(Problem requirements): Your task is to reproduce the entries below word for word.

-- START Records provided --

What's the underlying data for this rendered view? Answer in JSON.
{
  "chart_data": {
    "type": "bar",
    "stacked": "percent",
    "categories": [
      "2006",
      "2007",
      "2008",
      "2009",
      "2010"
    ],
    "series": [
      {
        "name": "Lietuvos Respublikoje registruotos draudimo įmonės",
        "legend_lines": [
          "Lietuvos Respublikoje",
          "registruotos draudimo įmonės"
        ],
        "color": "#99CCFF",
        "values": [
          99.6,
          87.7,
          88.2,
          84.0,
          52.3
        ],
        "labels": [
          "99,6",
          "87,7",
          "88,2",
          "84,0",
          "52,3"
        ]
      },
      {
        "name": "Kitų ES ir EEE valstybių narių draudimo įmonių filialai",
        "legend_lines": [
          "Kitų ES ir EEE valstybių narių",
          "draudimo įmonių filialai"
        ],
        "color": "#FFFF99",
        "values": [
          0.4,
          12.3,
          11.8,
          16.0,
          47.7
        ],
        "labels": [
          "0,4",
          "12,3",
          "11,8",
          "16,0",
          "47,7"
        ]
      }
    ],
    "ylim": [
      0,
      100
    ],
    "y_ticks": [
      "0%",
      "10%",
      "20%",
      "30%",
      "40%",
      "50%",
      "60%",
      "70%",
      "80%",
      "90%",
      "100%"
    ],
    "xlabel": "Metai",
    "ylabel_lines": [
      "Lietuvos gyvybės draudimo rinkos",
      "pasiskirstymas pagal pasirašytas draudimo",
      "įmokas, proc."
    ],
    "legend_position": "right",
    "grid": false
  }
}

-- END Records provided --

(Output for this task):
What's the underlying data for this rendered view? Answer in JSON.
{
  "chart_data": {
    "type": "bar",
    "stacked": "percent",
    "categories": [
      "2006",
      "2007",
      "2008",
      "2009",
      "2010"
    ],
    "series": [
      {
        "name": "Lietuvos Respublikoje registruotos draudimo įmonės",
        "legend_lines": [
          "Lietuvos Respublikoje",
          "registruotos draudimo įmonės"
        ],
        "color": "#99CCFF",
        "values": [
          99.6,
          87.7,
          88.2,
          84.0,
          52.3
        ],
        "labels": [
          "99,6",
          "87,7",
          "88,2",
          "84,0",
          "52,3"
        ]
      },
      {
        "name": "Kitų ES ir EEE valstybių narių draudimo įmonių filialai",
        "legend_lines": [
          "Kitų ES ir EEE valstybių narių",
          "draudimo įmonių filialai"
        ],
        "color": "#FFFF99",
        "values": [
          0.4,
          12.3,
          11.8,
          16.0,
          47.7
        ],
        "labels": [
          "0,4",
          "12,3",
          "11,8",
          "16,0",
          "47,7"
        ]
      }
    ],
    "ylim": [
      0,
      100
    ],
    "y_ticks": [
      "0%",
      "10%",
      "20%",
      "30%",
      "40%",
      "50%",
      "60%",
      "70%",
      "80%",
      "90%",
      "100%"
    ],
    "xlabel": "Metai",
    "ylabel_lines": [
      "Lietuvos gyvybės draudimo rinkos",
      "pasiskirstymas pagal pasirašytas draudimo",
      "įmokas, proc."
    ],
    "legend_position": "right",
    "grid": false
  }
}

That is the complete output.